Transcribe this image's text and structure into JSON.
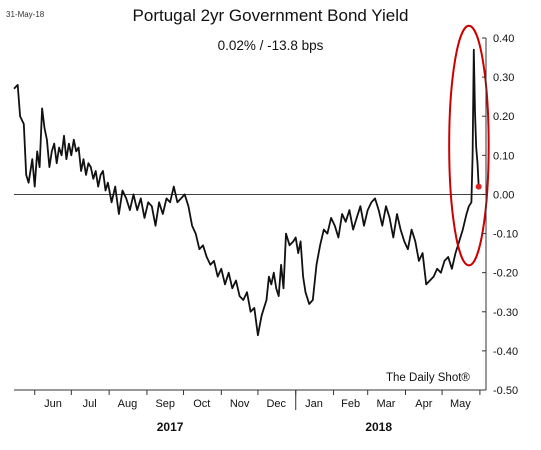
{
  "date_stamp": "31-May-18",
  "credit": "The Daily Shot®",
  "chart_data": {
    "type": "line",
    "title": "Portugal 2yr Government Bond Yield",
    "subtitle": "0.02%  /  -13.8 bps",
    "xlabel": "",
    "ylabel": "",
    "ylim": [
      -0.5,
      0.4
    ],
    "yticks": [
      0.4,
      0.3,
      0.2,
      0.1,
      0.0,
      -0.1,
      -0.2,
      -0.3,
      -0.4,
      -0.5
    ],
    "ytick_labels": [
      "0.40",
      "0.30",
      "0.20",
      "0.10",
      "0.00",
      "-0.10",
      "-0.20",
      "-0.30",
      "-0.40",
      "-0.50"
    ],
    "xlim": [
      "2017-05-15",
      "2018-06-06"
    ],
    "month_ticks": [
      "2017-06-01",
      "2017-07-01",
      "2017-08-01",
      "2017-09-01",
      "2017-10-01",
      "2017-11-01",
      "2017-12-01",
      "2018-01-01",
      "2018-02-01",
      "2018-03-01",
      "2018-04-01",
      "2018-05-01",
      "2018-06-01"
    ],
    "month_labels": [
      {
        "label": "Jun",
        "date": "2017-06-16"
      },
      {
        "label": "Jul",
        "date": "2017-07-16"
      },
      {
        "label": "Aug",
        "date": "2017-08-16"
      },
      {
        "label": "Sep",
        "date": "2017-09-16"
      },
      {
        "label": "Oct",
        "date": "2017-10-16"
      },
      {
        "label": "Nov",
        "date": "2017-11-16"
      },
      {
        "label": "Dec",
        "date": "2017-12-16"
      },
      {
        "label": "Jan",
        "date": "2018-01-16"
      },
      {
        "label": "Feb",
        "date": "2018-02-15"
      },
      {
        "label": "Mar",
        "date": "2018-03-16"
      },
      {
        "label": "Apr",
        "date": "2018-04-16"
      },
      {
        "label": "May",
        "date": "2018-05-16"
      }
    ],
    "year_divider": "2018-01-01",
    "year_labels": [
      {
        "label": "2017",
        "date": "2017-09-20"
      },
      {
        "label": "2018",
        "date": "2018-03-10"
      }
    ],
    "reference_line": 0.0,
    "grid": false,
    "series": [
      {
        "color": "#111111",
        "x": [
          "2017-05-15",
          "2017-05-18",
          "2017-05-20",
          "2017-05-23",
          "2017-05-25",
          "2017-05-27",
          "2017-05-30",
          "2017-06-01",
          "2017-06-03",
          "2017-06-05",
          "2017-06-07",
          "2017-06-09",
          "2017-06-11",
          "2017-06-13",
          "2017-06-15",
          "2017-06-17",
          "2017-06-19",
          "2017-06-21",
          "2017-06-23",
          "2017-06-25",
          "2017-06-27",
          "2017-06-29",
          "2017-07-01",
          "2017-07-03",
          "2017-07-05",
          "2017-07-07",
          "2017-07-09",
          "2017-07-11",
          "2017-07-13",
          "2017-07-15",
          "2017-07-17",
          "2017-07-19",
          "2017-07-21",
          "2017-07-23",
          "2017-07-25",
          "2017-07-27",
          "2017-07-29",
          "2017-07-31",
          "2017-08-03",
          "2017-08-06",
          "2017-08-09",
          "2017-08-12",
          "2017-08-15",
          "2017-08-18",
          "2017-08-21",
          "2017-08-24",
          "2017-08-27",
          "2017-08-30",
          "2017-09-02",
          "2017-09-05",
          "2017-09-08",
          "2017-09-11",
          "2017-09-14",
          "2017-09-17",
          "2017-09-20",
          "2017-09-23",
          "2017-09-26",
          "2017-09-29",
          "2017-10-02",
          "2017-10-05",
          "2017-10-08",
          "2017-10-11",
          "2017-10-14",
          "2017-10-17",
          "2017-10-20",
          "2017-10-23",
          "2017-10-26",
          "2017-10-29",
          "2017-11-01",
          "2017-11-04",
          "2017-11-07",
          "2017-11-10",
          "2017-11-13",
          "2017-11-16",
          "2017-11-19",
          "2017-11-22",
          "2017-11-25",
          "2017-11-28",
          "2017-12-01",
          "2017-12-04",
          "2017-12-06",
          "2017-12-08",
          "2017-12-10",
          "2017-12-12",
          "2017-12-14",
          "2017-12-16",
          "2017-12-18",
          "2017-12-20",
          "2017-12-22",
          "2017-12-24",
          "2017-12-27",
          "2017-12-30",
          "2018-01-01",
          "2018-01-03",
          "2018-01-05",
          "2018-01-07",
          "2018-01-09",
          "2018-01-12",
          "2018-01-15",
          "2018-01-18",
          "2018-01-21",
          "2018-01-24",
          "2018-01-27",
          "2018-01-30",
          "2018-02-02",
          "2018-02-05",
          "2018-02-08",
          "2018-02-11",
          "2018-02-14",
          "2018-02-17",
          "2018-02-20",
          "2018-02-23",
          "2018-02-26",
          "2018-03-01",
          "2018-03-04",
          "2018-03-07",
          "2018-03-10",
          "2018-03-13",
          "2018-03-16",
          "2018-03-19",
          "2018-03-22",
          "2018-03-25",
          "2018-03-28",
          "2018-03-31",
          "2018-04-03",
          "2018-04-06",
          "2018-04-09",
          "2018-04-12",
          "2018-04-15",
          "2018-04-18",
          "2018-04-21",
          "2018-04-24",
          "2018-04-27",
          "2018-04-30",
          "2018-05-03",
          "2018-05-06",
          "2018-05-09",
          "2018-05-12",
          "2018-05-15",
          "2018-05-18",
          "2018-05-21",
          "2018-05-23",
          "2018-05-25",
          "2018-05-26",
          "2018-05-27",
          "2018-05-28",
          "2018-05-29",
          "2018-05-30",
          "2018-05-31"
        ],
        "values": [
          0.27,
          0.28,
          0.2,
          0.18,
          0.05,
          0.03,
          0.09,
          0.02,
          0.11,
          0.07,
          0.22,
          0.17,
          0.14,
          0.07,
          0.11,
          0.13,
          0.08,
          0.12,
          0.1,
          0.15,
          0.09,
          0.13,
          0.1,
          0.14,
          0.11,
          0.12,
          0.06,
          0.09,
          0.05,
          0.08,
          0.07,
          0.04,
          0.06,
          0.02,
          0.05,
          0.06,
          0.01,
          0.03,
          -0.02,
          0.02,
          -0.05,
          0.01,
          -0.01,
          -0.04,
          0.0,
          -0.04,
          -0.01,
          -0.06,
          -0.02,
          -0.03,
          -0.08,
          -0.02,
          -0.05,
          -0.01,
          -0.02,
          0.02,
          -0.02,
          -0.01,
          0.0,
          -0.03,
          -0.08,
          -0.1,
          -0.14,
          -0.13,
          -0.16,
          -0.18,
          -0.17,
          -0.21,
          -0.19,
          -0.23,
          -0.2,
          -0.24,
          -0.22,
          -0.26,
          -0.27,
          -0.25,
          -0.3,
          -0.29,
          -0.36,
          -0.31,
          -0.29,
          -0.27,
          -0.21,
          -0.23,
          -0.2,
          -0.24,
          -0.26,
          -0.18,
          -0.24,
          -0.1,
          -0.13,
          -0.12,
          -0.11,
          -0.15,
          -0.12,
          -0.21,
          -0.25,
          -0.28,
          -0.27,
          -0.18,
          -0.13,
          -0.09,
          -0.1,
          -0.06,
          -0.08,
          -0.11,
          -0.05,
          -0.07,
          -0.04,
          -0.09,
          -0.06,
          -0.03,
          -0.08,
          -0.04,
          -0.02,
          -0.01,
          -0.04,
          -0.08,
          -0.03,
          -0.06,
          -0.11,
          -0.05,
          -0.09,
          -0.12,
          -0.14,
          -0.09,
          -0.12,
          -0.17,
          -0.15,
          -0.23,
          -0.22,
          -0.21,
          -0.19,
          -0.2,
          -0.17,
          -0.16,
          -0.19,
          -0.15,
          -0.12,
          -0.09,
          -0.05,
          -0.03,
          -0.02,
          0.1,
          0.37,
          0.21,
          0.12,
          0.08,
          0.02
        ]
      }
    ],
    "annotations": [
      {
        "type": "ellipse",
        "color": "#cc0000",
        "note": "highlight around recent spike"
      },
      {
        "type": "marker",
        "date": "2018-05-31",
        "value": 0.02,
        "color": "#dd2222"
      }
    ]
  }
}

DO THIS -> Take every line from the data above that holds "color" and copy it out.

FINAL ANSWER ->
        "color": "#111111",
        "color": "#cc0000",
        "color": "#dd2222"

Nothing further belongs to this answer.